→ OBJECTIVE:
Write out the whole of the material exactly.

------------------------------

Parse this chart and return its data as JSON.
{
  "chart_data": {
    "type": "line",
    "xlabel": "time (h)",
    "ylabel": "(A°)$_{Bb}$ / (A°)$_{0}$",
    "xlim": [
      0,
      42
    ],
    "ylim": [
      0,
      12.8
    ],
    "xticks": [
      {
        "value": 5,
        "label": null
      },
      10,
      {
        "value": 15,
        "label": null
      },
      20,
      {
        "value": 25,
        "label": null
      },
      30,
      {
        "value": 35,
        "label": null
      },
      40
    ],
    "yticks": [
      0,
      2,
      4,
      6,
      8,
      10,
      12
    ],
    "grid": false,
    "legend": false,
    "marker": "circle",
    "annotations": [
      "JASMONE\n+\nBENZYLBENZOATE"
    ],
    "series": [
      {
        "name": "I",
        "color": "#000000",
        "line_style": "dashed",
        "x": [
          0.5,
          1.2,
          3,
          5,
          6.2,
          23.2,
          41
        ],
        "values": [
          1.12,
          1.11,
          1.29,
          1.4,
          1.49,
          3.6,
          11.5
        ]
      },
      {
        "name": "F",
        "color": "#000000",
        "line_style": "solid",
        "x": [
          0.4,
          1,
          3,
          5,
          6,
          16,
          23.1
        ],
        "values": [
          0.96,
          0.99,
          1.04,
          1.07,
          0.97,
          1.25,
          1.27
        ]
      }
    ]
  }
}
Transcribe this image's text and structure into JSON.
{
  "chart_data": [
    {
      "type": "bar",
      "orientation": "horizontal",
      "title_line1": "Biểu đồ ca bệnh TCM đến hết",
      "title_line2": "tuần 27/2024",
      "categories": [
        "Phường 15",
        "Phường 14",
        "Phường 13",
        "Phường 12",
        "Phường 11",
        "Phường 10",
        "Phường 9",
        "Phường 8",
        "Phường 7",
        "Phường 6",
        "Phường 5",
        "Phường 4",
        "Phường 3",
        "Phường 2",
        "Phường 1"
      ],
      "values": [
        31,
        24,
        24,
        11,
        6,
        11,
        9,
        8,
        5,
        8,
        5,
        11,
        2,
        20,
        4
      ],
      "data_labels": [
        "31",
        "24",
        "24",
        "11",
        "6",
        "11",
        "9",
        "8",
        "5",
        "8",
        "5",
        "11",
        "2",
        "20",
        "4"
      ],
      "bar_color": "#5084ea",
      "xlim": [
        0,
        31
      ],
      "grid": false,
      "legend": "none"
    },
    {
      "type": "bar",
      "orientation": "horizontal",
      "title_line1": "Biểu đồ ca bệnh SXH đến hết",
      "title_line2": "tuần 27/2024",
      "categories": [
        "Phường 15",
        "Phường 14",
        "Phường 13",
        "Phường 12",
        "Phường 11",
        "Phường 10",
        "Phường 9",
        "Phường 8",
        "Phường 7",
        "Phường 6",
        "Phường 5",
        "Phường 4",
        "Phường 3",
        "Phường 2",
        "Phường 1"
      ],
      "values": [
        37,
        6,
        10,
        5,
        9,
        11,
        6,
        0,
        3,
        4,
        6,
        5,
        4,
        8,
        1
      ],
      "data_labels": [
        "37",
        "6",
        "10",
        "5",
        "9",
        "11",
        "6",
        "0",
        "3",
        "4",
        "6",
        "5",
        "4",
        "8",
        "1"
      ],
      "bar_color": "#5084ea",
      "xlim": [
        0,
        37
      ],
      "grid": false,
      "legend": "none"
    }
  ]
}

------------------------------

→ CORRECT RESULT:
Parse this chart and return its data as JSON.
{
  "chart_data": {
    "type": "line",
    "xlabel": "time (h)",
    "ylabel": "(A°)$_{Bb}$ / (A°)$_{0}$",
    "xlim": [
      0,
      42
    ],
    "ylim": [
      0,
      12.8
    ],
    "xticks": [
      {
        "value": 5,
        "label": null
      },
      10,
      {
        "value": 15,
        "label": null
      },
      20,
      {
        "value": 25,
        "label": null
      },
      30,
      {
        "value": 35,
        "label": null
      },
      40
    ],
    "yticks": [
      0,
      2,
      4,
      6,
      8,
      10,
      12
    ],
    "grid": false,
    "legend": false,
    "marker": "circle",
    "annotations": [
      "JASMONE\n+\nBENZYLBENZOATE"
    ],
    "series": [
      {
        "name": "I",
        "color": "#000000",
        "line_style": "dashed",
        "x": [
          0.5,
          1.2,
          3,
          5,
          6.2,
          23.2,
          41
        ],
        "values": [
          1.12,
          1.11,
          1.29,
          1.4,
          1.49,
          3.6,
          11.5
        ]
      },
      {
        "name": "F",
        "color": "#000000",
        "line_style": "solid",
        "x": [
          0.4,
          1,
          3,
          5,
          6,
          16,
          23.1
        ],
        "values": [
          0.96,
          0.99,
          1.04,
          1.07,
          0.97,
          1.25,
          1.27
        ]
      }
    ]
  }
}
Transcribe this image's text and structure into JSON.
{
  "chart_data": [
    {
      "type": "bar",
      "orientation": "horizontal",
      "title_line1": "Biểu đồ ca bệnh TCM đến hết",
      "title_line2": "tuần 27/2024",
      "categories": [
        "Phường 15",
        "Phường 14",
        "Phường 13",
        "Phường 12",
        "Phường 11",
        "Phường 10",
        "Phường 9",
        "Phường 8",
        "Phường 7",
        "Phường 6",
        "Phường 5",
        "Phường 4",
        "Phường 3",
        "Phường 2",
        "Phường 1"
      ],
      "values": [
        31,
        24,
        24,
        11,
        6,
        11,
        9,
        8,
        5,
        8,
        5,
        11,
        2,
        20,
        4
      ],
      "data_labels": [
        "31",
        "24",
        "24",
        "11",
        "6",
        "11",
        "9",
        "8",
        "5",
        "8",
        "5",
        "11",
        "2",
        "20",
        "4"
      ],
      "bar_color": "#5084ea",
      "xlim": [
        0,
        31
      ],
      "grid": false,
      "legend": "none"
    },
    {
      "type": "bar",
      "orientation": "horizontal",
      "title_line1": "Biểu đồ ca bệnh SXH đến hết",
      "title_line2": "tuần 27/2024",
      "categories": [
        "Phường 15",
        "Phường 14",
        "Phường 13",
        "Phường 12",
        "Phường 11",
        "Phường 10",
        "Phường 9",
        "Phường 8",
        "Phường 7",
        "Phường 6",
        "Phường 5",
        "Phường 4",
        "Phường 3",
        "Phường 2",
        "Phường 1"
      ],
      "values": [
        37,
        6,
        10,
        5,
        9,
        11,
        6,
        0,
        3,
        4,
        6,
        5,
        4,
        8,
        1
      ],
      "data_labels": [
        "37",
        "6",
        "10",
        "5",
        "9",
        "11",
        "6",
        "0",
        "3",
        "4",
        "6",
        "5",
        "4",
        "8",
        "1"
      ],
      "bar_color": "#5084ea",
      "xlim": [
        0,
        37
      ],
      "grid": false,
      "legend": "none"
    }
  ]
}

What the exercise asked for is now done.